> Work to complete: Transcribe the records below exactly as they appear, omitting any pictures.

[Collected data entries]
+ + + + + + +

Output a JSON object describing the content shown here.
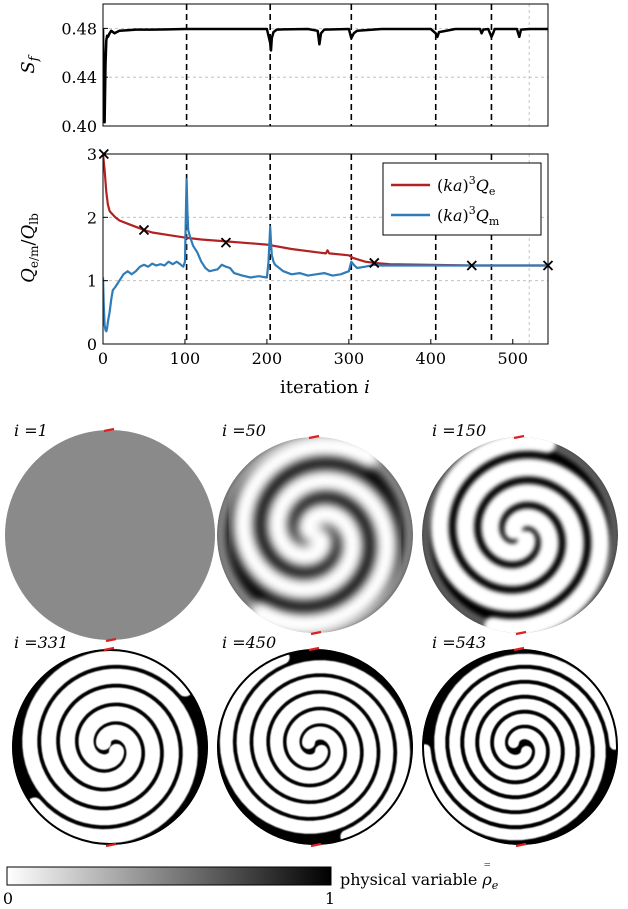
{
  "chart_data": [
    {
      "type": "line",
      "ylabel": "S_f",
      "xlim": [
        0,
        543
      ],
      "ylim": [
        0.4,
        0.5
      ],
      "yticks": [
        0.4,
        0.44,
        0.48
      ],
      "ytick_labels": [
        "0.40",
        "0.44",
        "0.48"
      ],
      "grid": true,
      "vlines": [
        102,
        204,
        303,
        406,
        474
      ],
      "series": [
        {
          "color": "#000000",
          "x": [
            0,
            1,
            2,
            3,
            4,
            5,
            6,
            8,
            10,
            14,
            20,
            30,
            40,
            60,
            80,
            100,
            110,
            130,
            150,
            180,
            200,
            204,
            205,
            206,
            208,
            212,
            220,
            250,
            262,
            264,
            266,
            270,
            300,
            303,
            306,
            310,
            340,
            360,
            380,
            400,
            406,
            408,
            410,
            430,
            450,
            460,
            462,
            464,
            470,
            474,
            476,
            478,
            490,
            505,
            508,
            510,
            520,
            543
          ],
          "y": [
            0.48,
            0.436,
            0.403,
            0.45,
            0.47,
            0.474,
            0.473,
            0.476,
            0.478,
            0.476,
            0.478,
            0.4785,
            0.479,
            0.479,
            0.4792,
            0.4795,
            0.4795,
            0.4795,
            0.4795,
            0.4795,
            0.4795,
            0.468,
            0.462,
            0.472,
            0.477,
            0.479,
            0.4792,
            0.4795,
            0.478,
            0.467,
            0.476,
            0.479,
            0.4795,
            0.472,
            0.476,
            0.478,
            0.4795,
            0.4795,
            0.4795,
            0.4795,
            0.476,
            0.473,
            0.477,
            0.4795,
            0.4795,
            0.4795,
            0.476,
            0.479,
            0.4795,
            0.473,
            0.476,
            0.4795,
            0.4795,
            0.4795,
            0.473,
            0.479,
            0.4795,
            0.4795
          ]
        }
      ]
    },
    {
      "type": "line",
      "xlabel": "iteration i",
      "ylabel": "Q_e/m / Q_lb",
      "xlim": [
        0,
        543
      ],
      "ylim": [
        0,
        3
      ],
      "xticks": [
        0,
        100,
        200,
        300,
        400,
        500
      ],
      "xtick_labels": [
        "0",
        "100",
        "200",
        "300",
        "400",
        "500"
      ],
      "yticks": [
        0,
        1,
        2,
        3
      ],
      "ytick_labels": [
        "0",
        "1",
        "2",
        "3"
      ],
      "grid": true,
      "legend_position": "top-right",
      "vlines": [
        102,
        204,
        303,
        406,
        474
      ],
      "markers": {
        "x": [
          1,
          50,
          150,
          331,
          450,
          543
        ],
        "y": [
          3.0,
          1.8,
          1.6,
          1.28,
          1.24,
          1.24
        ]
      },
      "series": [
        {
          "name": "(ka)^3 Q_e",
          "color": "#b22222",
          "x": [
            0,
            2,
            4,
            6,
            8,
            10,
            15,
            20,
            30,
            40,
            50,
            60,
            80,
            100,
            120,
            150,
            180,
            200,
            230,
            260,
            272,
            274,
            276,
            300,
            305,
            320,
            331,
            350,
            400,
            450,
            500,
            543
          ],
          "y": [
            3.0,
            2.75,
            2.4,
            2.2,
            2.1,
            2.07,
            2.0,
            1.95,
            1.9,
            1.85,
            1.8,
            1.76,
            1.72,
            1.68,
            1.65,
            1.62,
            1.59,
            1.57,
            1.5,
            1.45,
            1.43,
            1.48,
            1.43,
            1.4,
            1.36,
            1.3,
            1.28,
            1.26,
            1.25,
            1.24,
            1.24,
            1.24
          ]
        },
        {
          "name": "(ka)^3 Q_m",
          "color": "#2f7cb8",
          "x": [
            0,
            1,
            2,
            3,
            4,
            5,
            6,
            8,
            10,
            12,
            15,
            20,
            25,
            30,
            35,
            40,
            45,
            50,
            55,
            60,
            65,
            70,
            75,
            80,
            85,
            90,
            95,
            98,
            100,
            101,
            102,
            103,
            104,
            106,
            110,
            115,
            120,
            125,
            130,
            140,
            145,
            150,
            155,
            160,
            170,
            180,
            190,
            200,
            202,
            204,
            205,
            206,
            208,
            210,
            215,
            220,
            230,
            240,
            250,
            260,
            270,
            280,
            290,
            300,
            303,
            306,
            310,
            320,
            331,
            340,
            360,
            400,
            450,
            500,
            543
          ],
          "y": [
            1.05,
            0.6,
            0.3,
            0.22,
            0.2,
            0.25,
            0.35,
            0.5,
            0.7,
            0.85,
            0.9,
            1.0,
            1.1,
            1.15,
            1.1,
            1.15,
            1.22,
            1.25,
            1.22,
            1.27,
            1.24,
            1.26,
            1.24,
            1.3,
            1.26,
            1.3,
            1.25,
            1.22,
            1.3,
            2.0,
            2.6,
            2.1,
            1.8,
            1.7,
            1.55,
            1.45,
            1.3,
            1.2,
            1.15,
            1.18,
            1.25,
            1.22,
            1.2,
            1.12,
            1.08,
            1.05,
            1.07,
            1.05,
            1.3,
            1.85,
            1.6,
            1.4,
            1.3,
            1.25,
            1.2,
            1.15,
            1.1,
            1.12,
            1.08,
            1.1,
            1.12,
            1.08,
            1.1,
            1.15,
            1.3,
            1.25,
            1.2,
            1.22,
            1.25,
            1.24,
            1.24,
            1.24,
            1.24,
            1.24,
            1.24
          ]
        }
      ]
    }
  ],
  "panels": [
    {
      "label": "i =1"
    },
    {
      "label": "i =50"
    },
    {
      "label": "i =150"
    },
    {
      "label": "i =331"
    },
    {
      "label": "i =450"
    },
    {
      "label": "i =543"
    }
  ],
  "colorbar": {
    "min_label": "0",
    "max_label": "1",
    "label": "physical variable"
  },
  "colors": {
    "red_series": "#b22222",
    "blue_series": "#2f7cb8",
    "marker": "#000000",
    "grid": "#b8b8b8",
    "gray_disk": "#8a8a8a"
  }
}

+ + + + + + +

> Full solution:
Output a JSON object describing the content shown here.
{
  "chart_data": [
    {
      "type": "line",
      "ylabel": "S_f",
      "xlim": [
        0,
        543
      ],
      "ylim": [
        0.4,
        0.5
      ],
      "yticks": [
        0.4,
        0.44,
        0.48
      ],
      "ytick_labels": [
        "0.40",
        "0.44",
        "0.48"
      ],
      "grid": true,
      "vlines": [
        102,
        204,
        303,
        406,
        474
      ],
      "series": [
        {
          "color": "#000000",
          "x": [
            0,
            1,
            2,
            3,
            4,
            5,
            6,
            8,
            10,
            14,
            20,
            30,
            40,
            60,
            80,
            100,
            110,
            130,
            150,
            180,
            200,
            204,
            205,
            206,
            208,
            212,
            220,
            250,
            262,
            264,
            266,
            270,
            300,
            303,
            306,
            310,
            340,
            360,
            380,
            400,
            406,
            408,
            410,
            430,
            450,
            460,
            462,
            464,
            470,
            474,
            476,
            478,
            490,
            505,
            508,
            510,
            520,
            543
          ],
          "y": [
            0.48,
            0.436,
            0.403,
            0.45,
            0.47,
            0.474,
            0.473,
            0.476,
            0.478,
            0.476,
            0.478,
            0.4785,
            0.479,
            0.479,
            0.4792,
            0.4795,
            0.4795,
            0.4795,
            0.4795,
            0.4795,
            0.4795,
            0.468,
            0.462,
            0.472,
            0.477,
            0.479,
            0.4792,
            0.4795,
            0.478,
            0.467,
            0.476,
            0.479,
            0.4795,
            0.472,
            0.476,
            0.478,
            0.4795,
            0.4795,
            0.4795,
            0.4795,
            0.476,
            0.473,
            0.477,
            0.4795,
            0.4795,
            0.4795,
            0.476,
            0.479,
            0.4795,
            0.473,
            0.476,
            0.4795,
            0.4795,
            0.4795,
            0.473,
            0.479,
            0.4795,
            0.4795
          ]
        }
      ]
    },
    {
      "type": "line",
      "xlabel": "iteration i",
      "ylabel": "Q_e/m / Q_lb",
      "xlim": [
        0,
        543
      ],
      "ylim": [
        0,
        3
      ],
      "xticks": [
        0,
        100,
        200,
        300,
        400,
        500
      ],
      "xtick_labels": [
        "0",
        "100",
        "200",
        "300",
        "400",
        "500"
      ],
      "yticks": [
        0,
        1,
        2,
        3
      ],
      "ytick_labels": [
        "0",
        "1",
        "2",
        "3"
      ],
      "grid": true,
      "legend_position": "top-right",
      "vlines": [
        102,
        204,
        303,
        406,
        474
      ],
      "markers": {
        "x": [
          1,
          50,
          150,
          331,
          450,
          543
        ],
        "y": [
          3.0,
          1.8,
          1.6,
          1.28,
          1.24,
          1.24
        ]
      },
      "series": [
        {
          "name": "(ka)^3 Q_e",
          "color": "#b22222",
          "x": [
            0,
            2,
            4,
            6,
            8,
            10,
            15,
            20,
            30,
            40,
            50,
            60,
            80,
            100,
            120,
            150,
            180,
            200,
            230,
            260,
            272,
            274,
            276,
            300,
            305,
            320,
            331,
            350,
            400,
            450,
            500,
            543
          ],
          "y": [
            3.0,
            2.75,
            2.4,
            2.2,
            2.1,
            2.07,
            2.0,
            1.95,
            1.9,
            1.85,
            1.8,
            1.76,
            1.72,
            1.68,
            1.65,
            1.62,
            1.59,
            1.57,
            1.5,
            1.45,
            1.43,
            1.48,
            1.43,
            1.4,
            1.36,
            1.3,
            1.28,
            1.26,
            1.25,
            1.24,
            1.24,
            1.24
          ]
        },
        {
          "name": "(ka)^3 Q_m",
          "color": "#2f7cb8",
          "x": [
            0,
            1,
            2,
            3,
            4,
            5,
            6,
            8,
            10,
            12,
            15,
            20,
            25,
            30,
            35,
            40,
            45,
            50,
            55,
            60,
            65,
            70,
            75,
            80,
            85,
            90,
            95,
            98,
            100,
            101,
            102,
            103,
            104,
            106,
            110,
            115,
            120,
            125,
            130,
            140,
            145,
            150,
            155,
            160,
            170,
            180,
            190,
            200,
            202,
            204,
            205,
            206,
            208,
            210,
            215,
            220,
            230,
            240,
            250,
            260,
            270,
            280,
            290,
            300,
            303,
            306,
            310,
            320,
            331,
            340,
            360,
            400,
            450,
            500,
            543
          ],
          "y": [
            1.05,
            0.6,
            0.3,
            0.22,
            0.2,
            0.25,
            0.35,
            0.5,
            0.7,
            0.85,
            0.9,
            1.0,
            1.1,
            1.15,
            1.1,
            1.15,
            1.22,
            1.25,
            1.22,
            1.27,
            1.24,
            1.26,
            1.24,
            1.3,
            1.26,
            1.3,
            1.25,
            1.22,
            1.3,
            2.0,
            2.6,
            2.1,
            1.8,
            1.7,
            1.55,
            1.45,
            1.3,
            1.2,
            1.15,
            1.18,
            1.25,
            1.22,
            1.2,
            1.12,
            1.08,
            1.05,
            1.07,
            1.05,
            1.3,
            1.85,
            1.6,
            1.4,
            1.3,
            1.25,
            1.2,
            1.15,
            1.1,
            1.12,
            1.08,
            1.1,
            1.12,
            1.08,
            1.1,
            1.15,
            1.3,
            1.25,
            1.2,
            1.22,
            1.25,
            1.24,
            1.24,
            1.24,
            1.24,
            1.24,
            1.24
          ]
        }
      ]
    }
  ],
  "panels": [
    {
      "label": "i =1"
    },
    {
      "label": "i =50"
    },
    {
      "label": "i =150"
    },
    {
      "label": "i =331"
    },
    {
      "label": "i =450"
    },
    {
      "label": "i =543"
    }
  ],
  "colorbar": {
    "min_label": "0",
    "max_label": "1",
    "label": "physical variable"
  },
  "colors": {
    "red_series": "#b22222",
    "blue_series": "#2f7cb8",
    "marker": "#000000",
    "grid": "#b8b8b8",
    "gray_disk": "#8a8a8a"
  }
}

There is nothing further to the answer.